● Required task 1:
Translate this sentence from the spending summary into Spanish: "Taxing Americans less also means that Washington must learn to spend less."

● Supplied passage:
◇ ◇ ◇ ◇ ◇

Executive Summary: Ten Guidelines for Reducing Wasteful Government Spending

Report Budget and Spending

Executive Summary: Ten Guidelines for Reducing Wasteful Government Spending

February 12, 2003 4 min read
Brian Riedl
Brian Riedl
Senior Fellow, Manhattan Institute

Full Text

Weary taxpayers are looking to President George W. Bush and Congress to reduce the tax burden and set a course toward a balanced budget. The President has already proposed a bold plan to reduce the high tax rates currently weighing down the economy, and an overhaul of the 44,000-page U.S. federal tax code may also be proposed. Lower tax rates will reduce barriers to working, saving, and investing, and therefore promote long-term economic growth.

Taxing Americans less also means that Washington must learn to spend less. Lawmakers courageously restrained spending in the mid-1990s but have since abandoned fiscal responsibility in favor of bloated budgets that assume there is no problem bigger government cannot solve. For example:

  • Washington will spend $782 billion more from 2000 to 2003 than it did between 1996 and 1999--an increase of $5,000 per household.
  • At more than $73,000 per household, 2000-2003 will become the highest-spending four-year period in American history, with the exception of World War II.

◇ ◇ ◇ ◇ ◇

● Recorded information:
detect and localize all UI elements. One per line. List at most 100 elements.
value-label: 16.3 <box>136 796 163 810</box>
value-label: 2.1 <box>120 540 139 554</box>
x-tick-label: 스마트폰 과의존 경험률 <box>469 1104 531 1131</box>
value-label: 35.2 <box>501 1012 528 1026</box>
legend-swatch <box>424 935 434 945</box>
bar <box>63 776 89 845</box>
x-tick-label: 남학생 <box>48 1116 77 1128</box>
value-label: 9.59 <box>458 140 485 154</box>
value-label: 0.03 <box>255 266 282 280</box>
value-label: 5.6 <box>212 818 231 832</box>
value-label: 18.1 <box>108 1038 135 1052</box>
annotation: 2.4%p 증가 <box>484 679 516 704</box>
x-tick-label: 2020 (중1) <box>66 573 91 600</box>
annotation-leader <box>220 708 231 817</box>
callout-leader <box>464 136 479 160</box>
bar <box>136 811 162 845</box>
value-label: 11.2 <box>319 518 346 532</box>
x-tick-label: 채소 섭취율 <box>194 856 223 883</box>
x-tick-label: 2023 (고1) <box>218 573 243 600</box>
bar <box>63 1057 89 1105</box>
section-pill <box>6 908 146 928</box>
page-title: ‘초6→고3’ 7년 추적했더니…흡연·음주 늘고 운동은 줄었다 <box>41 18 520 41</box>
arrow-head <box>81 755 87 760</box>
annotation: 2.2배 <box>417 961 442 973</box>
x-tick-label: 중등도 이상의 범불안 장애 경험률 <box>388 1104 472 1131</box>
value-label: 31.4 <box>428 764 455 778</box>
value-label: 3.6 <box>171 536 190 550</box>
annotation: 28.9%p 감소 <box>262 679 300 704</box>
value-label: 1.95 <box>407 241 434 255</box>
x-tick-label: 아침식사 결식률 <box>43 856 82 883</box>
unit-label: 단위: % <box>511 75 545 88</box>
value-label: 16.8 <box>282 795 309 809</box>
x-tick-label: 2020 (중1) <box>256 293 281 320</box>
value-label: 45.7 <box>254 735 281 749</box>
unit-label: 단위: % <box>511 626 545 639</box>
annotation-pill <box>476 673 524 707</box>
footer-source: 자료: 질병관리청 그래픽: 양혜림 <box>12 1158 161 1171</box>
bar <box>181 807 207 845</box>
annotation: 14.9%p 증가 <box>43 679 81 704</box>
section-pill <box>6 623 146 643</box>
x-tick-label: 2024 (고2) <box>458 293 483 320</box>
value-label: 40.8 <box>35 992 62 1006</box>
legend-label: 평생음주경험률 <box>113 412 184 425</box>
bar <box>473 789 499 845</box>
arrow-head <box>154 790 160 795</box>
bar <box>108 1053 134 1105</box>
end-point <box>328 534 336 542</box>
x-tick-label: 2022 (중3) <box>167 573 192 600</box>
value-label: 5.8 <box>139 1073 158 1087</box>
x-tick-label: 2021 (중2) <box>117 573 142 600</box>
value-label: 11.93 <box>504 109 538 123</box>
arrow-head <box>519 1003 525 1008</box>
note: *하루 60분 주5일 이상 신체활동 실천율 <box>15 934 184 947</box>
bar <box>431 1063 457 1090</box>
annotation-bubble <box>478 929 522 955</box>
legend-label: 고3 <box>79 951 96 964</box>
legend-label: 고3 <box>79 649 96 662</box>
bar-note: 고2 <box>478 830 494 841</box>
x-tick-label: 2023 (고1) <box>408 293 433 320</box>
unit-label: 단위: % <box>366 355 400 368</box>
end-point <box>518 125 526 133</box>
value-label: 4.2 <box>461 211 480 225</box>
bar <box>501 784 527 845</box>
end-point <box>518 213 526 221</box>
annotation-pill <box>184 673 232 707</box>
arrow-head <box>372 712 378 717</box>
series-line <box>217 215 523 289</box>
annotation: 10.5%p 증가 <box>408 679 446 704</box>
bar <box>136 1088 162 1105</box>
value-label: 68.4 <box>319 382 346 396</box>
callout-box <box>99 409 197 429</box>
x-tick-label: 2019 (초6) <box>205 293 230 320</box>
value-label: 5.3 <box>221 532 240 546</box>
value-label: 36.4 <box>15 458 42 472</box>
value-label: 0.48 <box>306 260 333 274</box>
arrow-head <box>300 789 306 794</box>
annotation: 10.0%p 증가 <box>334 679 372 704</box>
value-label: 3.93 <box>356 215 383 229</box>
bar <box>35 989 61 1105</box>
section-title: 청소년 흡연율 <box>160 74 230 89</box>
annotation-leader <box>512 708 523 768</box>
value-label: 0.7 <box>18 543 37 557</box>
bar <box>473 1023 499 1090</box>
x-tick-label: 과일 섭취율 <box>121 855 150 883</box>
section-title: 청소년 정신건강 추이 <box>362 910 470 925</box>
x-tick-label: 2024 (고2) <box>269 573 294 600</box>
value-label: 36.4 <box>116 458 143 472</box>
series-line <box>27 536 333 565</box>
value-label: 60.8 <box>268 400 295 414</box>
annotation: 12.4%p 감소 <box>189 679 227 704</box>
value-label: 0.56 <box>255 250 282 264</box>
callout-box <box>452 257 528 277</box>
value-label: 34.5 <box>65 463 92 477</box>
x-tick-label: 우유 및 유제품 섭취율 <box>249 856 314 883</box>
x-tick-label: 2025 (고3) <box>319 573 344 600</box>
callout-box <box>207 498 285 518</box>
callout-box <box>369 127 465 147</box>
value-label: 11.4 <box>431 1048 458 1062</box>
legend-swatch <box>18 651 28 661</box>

◇ ◇ ◇ ◇ ◇

● Required task 2:
Render the records, starting with their first line and continuing through the line containing "x-tick-label: 스마트폰 과의존", as a Markdown table with the columns Row and Record line, omitting blank lines.

● Correct output 1:
Reducir los impuestos a los estadounidenses también significa que Washington debe aprender a gastar menos.

● Correct output 2:
| Row | Record line |
|---|---|
| 1 | detect and localize all UI elements. One per line. List at most 100 elements. |
| 2 | value-label: 16.3 <box>136 796 163 810</box> |
| 3 | value-label: 2.1 <box>120 540 139 554</box> |
| 4 | x-tick-label: 스마트폰 과의존 경험률 <box>469 1104 531 1131</box> |